**EXTRACTED DATA**
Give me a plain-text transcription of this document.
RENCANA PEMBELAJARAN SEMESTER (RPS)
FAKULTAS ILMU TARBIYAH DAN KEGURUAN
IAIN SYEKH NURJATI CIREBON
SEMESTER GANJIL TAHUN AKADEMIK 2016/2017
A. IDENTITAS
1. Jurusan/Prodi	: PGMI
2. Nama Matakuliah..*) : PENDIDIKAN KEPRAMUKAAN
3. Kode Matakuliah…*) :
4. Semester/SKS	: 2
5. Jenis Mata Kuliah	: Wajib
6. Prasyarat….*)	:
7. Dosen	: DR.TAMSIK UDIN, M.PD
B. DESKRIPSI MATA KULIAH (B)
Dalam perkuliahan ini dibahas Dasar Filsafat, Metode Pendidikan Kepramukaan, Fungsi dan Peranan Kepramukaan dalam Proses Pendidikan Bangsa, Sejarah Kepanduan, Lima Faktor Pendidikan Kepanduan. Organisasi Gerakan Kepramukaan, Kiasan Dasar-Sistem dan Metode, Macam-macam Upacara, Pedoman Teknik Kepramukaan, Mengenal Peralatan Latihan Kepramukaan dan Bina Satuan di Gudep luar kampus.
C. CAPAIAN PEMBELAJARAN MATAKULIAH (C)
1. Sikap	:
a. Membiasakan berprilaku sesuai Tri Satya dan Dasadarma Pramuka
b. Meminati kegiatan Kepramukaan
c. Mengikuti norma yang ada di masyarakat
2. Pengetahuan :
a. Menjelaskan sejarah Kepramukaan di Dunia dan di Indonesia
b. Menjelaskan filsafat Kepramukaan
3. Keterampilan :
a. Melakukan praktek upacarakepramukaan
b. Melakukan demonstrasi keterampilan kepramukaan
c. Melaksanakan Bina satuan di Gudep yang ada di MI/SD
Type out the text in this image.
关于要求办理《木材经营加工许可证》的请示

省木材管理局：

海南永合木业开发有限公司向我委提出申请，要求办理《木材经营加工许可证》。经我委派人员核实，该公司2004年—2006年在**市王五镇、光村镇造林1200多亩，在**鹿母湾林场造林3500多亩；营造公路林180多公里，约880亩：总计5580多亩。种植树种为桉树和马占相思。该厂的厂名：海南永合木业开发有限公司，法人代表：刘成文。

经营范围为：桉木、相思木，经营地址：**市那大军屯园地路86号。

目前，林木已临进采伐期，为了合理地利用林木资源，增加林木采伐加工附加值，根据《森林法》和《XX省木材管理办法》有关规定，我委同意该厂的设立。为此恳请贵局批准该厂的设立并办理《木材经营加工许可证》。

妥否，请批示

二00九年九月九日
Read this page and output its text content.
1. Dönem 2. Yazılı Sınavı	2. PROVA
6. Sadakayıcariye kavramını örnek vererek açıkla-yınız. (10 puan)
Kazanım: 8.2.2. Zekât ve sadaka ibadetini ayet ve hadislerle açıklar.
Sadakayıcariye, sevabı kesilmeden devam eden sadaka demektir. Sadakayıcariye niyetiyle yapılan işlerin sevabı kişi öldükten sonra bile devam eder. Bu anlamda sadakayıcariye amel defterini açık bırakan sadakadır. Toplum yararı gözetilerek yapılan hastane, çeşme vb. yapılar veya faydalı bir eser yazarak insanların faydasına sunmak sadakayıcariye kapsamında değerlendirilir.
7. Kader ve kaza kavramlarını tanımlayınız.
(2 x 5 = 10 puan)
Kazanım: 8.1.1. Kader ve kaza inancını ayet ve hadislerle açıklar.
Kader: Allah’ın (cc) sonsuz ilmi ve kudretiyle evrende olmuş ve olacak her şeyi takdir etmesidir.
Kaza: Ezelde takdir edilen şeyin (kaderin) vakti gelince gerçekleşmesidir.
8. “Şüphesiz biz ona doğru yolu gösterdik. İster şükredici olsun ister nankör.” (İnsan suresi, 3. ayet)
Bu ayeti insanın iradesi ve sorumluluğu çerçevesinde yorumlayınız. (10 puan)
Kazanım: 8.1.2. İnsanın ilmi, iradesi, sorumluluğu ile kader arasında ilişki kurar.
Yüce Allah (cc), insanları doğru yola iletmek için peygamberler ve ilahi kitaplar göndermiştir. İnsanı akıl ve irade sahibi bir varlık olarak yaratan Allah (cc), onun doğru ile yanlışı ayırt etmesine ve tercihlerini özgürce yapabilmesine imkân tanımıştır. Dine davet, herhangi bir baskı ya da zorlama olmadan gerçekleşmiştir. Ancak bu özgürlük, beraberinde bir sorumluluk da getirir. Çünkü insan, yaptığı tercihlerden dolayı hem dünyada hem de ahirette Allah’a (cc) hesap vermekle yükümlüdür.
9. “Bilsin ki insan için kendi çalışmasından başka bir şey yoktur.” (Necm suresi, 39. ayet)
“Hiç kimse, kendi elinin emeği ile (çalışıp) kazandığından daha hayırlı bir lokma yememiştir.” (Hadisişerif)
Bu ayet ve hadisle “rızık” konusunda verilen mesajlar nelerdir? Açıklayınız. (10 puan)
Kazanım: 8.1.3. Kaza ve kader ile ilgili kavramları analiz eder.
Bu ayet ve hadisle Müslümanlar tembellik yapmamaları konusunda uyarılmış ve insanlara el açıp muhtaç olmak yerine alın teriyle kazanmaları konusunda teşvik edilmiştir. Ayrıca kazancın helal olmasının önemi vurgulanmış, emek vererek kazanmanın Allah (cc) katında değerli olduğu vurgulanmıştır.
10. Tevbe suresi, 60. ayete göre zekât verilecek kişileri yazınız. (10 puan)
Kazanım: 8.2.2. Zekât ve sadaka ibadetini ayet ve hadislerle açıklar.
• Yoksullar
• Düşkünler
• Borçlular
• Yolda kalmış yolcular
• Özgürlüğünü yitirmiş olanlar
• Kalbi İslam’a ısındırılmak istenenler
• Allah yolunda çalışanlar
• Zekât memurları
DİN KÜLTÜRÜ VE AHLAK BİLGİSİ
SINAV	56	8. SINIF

**DIRECTIONS**
Give only the count of lines in which the string "PEMBELAJARAN" appears.

**RESULT OF THIS TASK**
2